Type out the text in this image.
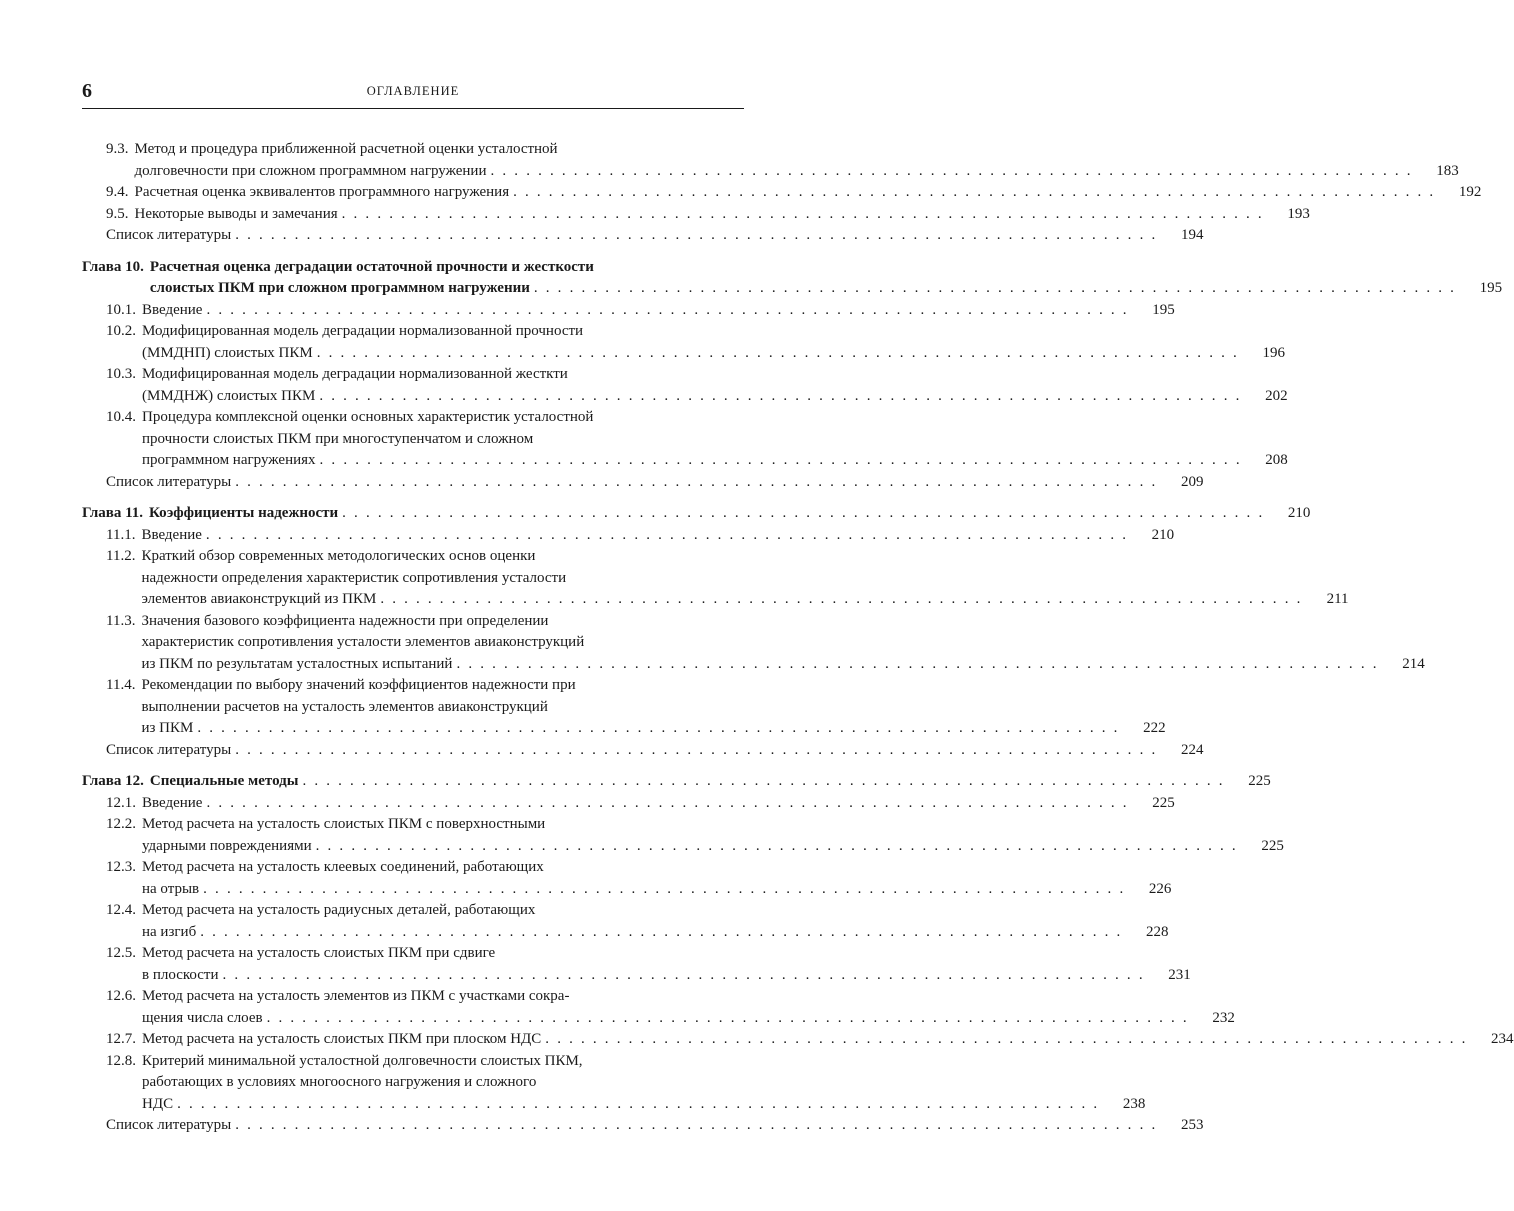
6	ОГЛАВЛЕНИЕ
9.3. Метод и процедура приближенной расчетной оценки усталостной
долговечности при сложном программном нагружении . . . . . . . . . . . . . . . . . . . . . . . . . . . . . . . . . . . . . . . . . . . . . . . . . . . . . . . . . . . . . . . . . . . . . . . . . . . . . .	183
9.4. Расчетная оценка эквивалентов программного нагружения . . . . . . . . . . . . . . . . . . . . . . . . . . . . . . . . . . . . . . . . . . . . . . . . . . . . . . . . . . . . . . . . . . . . . . . . . . . . . .	192
9.5. Некоторые выводы и замечания . . . . . . . . . . . . . . . . . . . . . . . . . . . . . . . . . . . . . . . . . . . . . . . . . . . . . . . . . . . . . . . . . . . . . . . . . . . . . .	193
Список литературы . . . . . . . . . . . . . . . . . . . . . . . . . . . . . . . . . . . . . . . . . . . . . . . . . . . . . . . . . . . . . . . . . . . . . . . . . . . . . .	194
Глава 10. Расчетная оценка деградации остаточной прочности и жесткости
слоистых ПКМ при сложном программном нагружении . . . . . . . . . . . . . . . . . . . . . . . . . . . . . . . . . . . . . . . . . . . . . . . . . . . . . . . . . . . . . . . . . . . . . . . . . . . . . .	195
10.1. Введение . . . . . . . . . . . . . . . . . . . . . . . . . . . . . . . . . . . . . . . . . . . . . . . . . . . . . . . . . . . . . . . . . . . . . . . . . . . . . .	195
10.2. Модифицированная модель деградации нормализованной прочности
(ММДНП) слоистых ПКМ . . . . . . . . . . . . . . . . . . . . . . . . . . . . . . . . . . . . . . . . . . . . . . . . . . . . . . . . . . . . . . . . . . . . . . . . . . . . . .	196
10.3. Модифицированная модель деградации нормализованной жесткти
(ММДНЖ) слоистых ПКМ . . . . . . . . . . . . . . . . . . . . . . . . . . . . . . . . . . . . . . . . . . . . . . . . . . . . . . . . . . . . . . . . . . . . . . . . . . . . . .	202
10.4. Процедура комплексной оценки основных характеристик усталостной
прочности слоистых ПКМ при многоступенчатом и сложном
программном нагружениях . . . . . . . . . . . . . . . . . . . . . . . . . . . . . . . . . . . . . . . . . . . . . . . . . . . . . . . . . . . . . . . . . . . . . . . . . . . . . .	208
Список литературы . . . . . . . . . . . . . . . . . . . . . . . . . . . . . . . . . . . . . . . . . . . . . . . . . . . . . . . . . . . . . . . . . . . . . . . . . . . . . .	209
Глава 11. Коэффициенты надежности . . . . . . . . . . . . . . . . . . . . . . . . . . . . . . . . . . . . . . . . . . . . . . . . . . . . . . . . . . . . . . . . . . . . . . . . . . . . . .	210
11.1. Введение . . . . . . . . . . . . . . . . . . . . . . . . . . . . . . . . . . . . . . . . . . . . . . . . . . . . . . . . . . . . . . . . . . . . . . . . . . . . . .	210
11.2. Краткий обзор современных методологических основ оценки
надежности определения характеристик сопротивления усталости
элементов авиаконструкций из ПКМ . . . . . . . . . . . . . . . . . . . . . . . . . . . . . . . . . . . . . . . . . . . . . . . . . . . . . . . . . . . . . . . . . . . . . . . . . . . . . .	211
11.3. Значения базового коэффициента надежности при определении
характеристик сопротивления усталости элементов авиаконструкций
из ПКМ по результатам усталостных испытаний . . . . . . . . . . . . . . . . . . . . . . . . . . . . . . . . . . . . . . . . . . . . . . . . . . . . . . . . . . . . . . . . . . . . . . . . . . . . . .	214
11.4. Рекомендации по выбору значений коэффициентов надежности при
выполнении расчетов на усталость элементов авиаконструкций
из ПКМ . . . . . . . . . . . . . . . . . . . . . . . . . . . . . . . . . . . . . . . . . . . . . . . . . . . . . . . . . . . . . . . . . . . . . . . . . . . . . .	222
Список литературы . . . . . . . . . . . . . . . . . . . . . . . . . . . . . . . . . . . . . . . . . . . . . . . . . . . . . . . . . . . . . . . . . . . . . . . . . . . . . .	224
Глава 12. Специальные методы . . . . . . . . . . . . . . . . . . . . . . . . . . . . . . . . . . . . . . . . . . . . . . . . . . . . . . . . . . . . . . . . . . . . . . . . . . . . . .	225
12.1. Введение . . . . . . . . . . . . . . . . . . . . . . . . . . . . . . . . . . . . . . . . . . . . . . . . . . . . . . . . . . . . . . . . . . . . . . . . . . . . . .	225
12.2. Метод расчета на усталость слоистых ПКМ с поверхностными
ударными повреждениями . . . . . . . . . . . . . . . . . . . . . . . . . . . . . . . . . . . . . . . . . . . . . . . . . . . . . . . . . . . . . . . . . . . . . . . . . . . . . .	225
12.3. Метод расчета на усталость клеевых соединений, работающих
на отрыв . . . . . . . . . . . . . . . . . . . . . . . . . . . . . . . . . . . . . . . . . . . . . . . . . . . . . . . . . . . . . . . . . . . . . . . . . . . . . .	226
12.4. Метод расчета на усталость радиусных деталей, работающих
на изгиб . . . . . . . . . . . . . . . . . . . . . . . . . . . . . . . . . . . . . . . . . . . . . . . . . . . . . . . . . . . . . . . . . . . . . . . . . . . . . .	228
12.5. Метод расчета на усталость слоистых ПКМ при сдвиге
в плоскости . . . . . . . . . . . . . . . . . . . . . . . . . . . . . . . . . . . . . . . . . . . . . . . . . . . . . . . . . . . . . . . . . . . . . . . . . . . . . .	231
12.6. Метод расчета на усталость элементов из ПКМ с участками сокра-
щения числа слоев . . . . . . . . . . . . . . . . . . . . . . . . . . . . . . . . . . . . . . . . . . . . . . . . . . . . . . . . . . . . . . . . . . . . . . . . . . . . . .	232
12.7. Метод расчета на усталость слоистых ПКМ при плоском НДС . . . . . . . . . . . . . . . . . . . . . . . . . . . . . . . . . . . . . . . . . . . . . . . . . . . . . . . . . . . . . . . . . . . . . . . . . . . . . .	234
12.8. Критерий минимальной усталостной долговечности слоистых ПКМ,
работающих в условиях многоосного нагружения и сложного
НДС . . . . . . . . . . . . . . . . . . . . . . . . . . . . . . . . . . . . . . . . . . . . . . . . . . . . . . . . . . . . . . . . . . . . . . . . . . . . . .	238
Список литературы . . . . . . . . . . . . . . . . . . . . . . . . . . . . . . . . . . . . . . . . . . . . . . . . . . . . . . . . . . . . . . . . . . . . . . . . . . . . . .	253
□ □ □ □ □
◆ Goal ◆
Scan the material for lines with the word "надежности", and copy each line you find.

◆ Output for this task ◆
Глава 11. Коэффициенты надежности . . . . . . . . . . . . . . . . . . . . . . . . . . . . . . . . . . . . . . . . . . . . . . . . . . . . . . . . . . . . . . . . . . . . . . . . . . . . . .	210
надежности определения характеристик сопротивления усталости
11.3. Значения базового коэффициента надежности при определении
11.4. Рекомендации по выбору значений коэффициентов надежности при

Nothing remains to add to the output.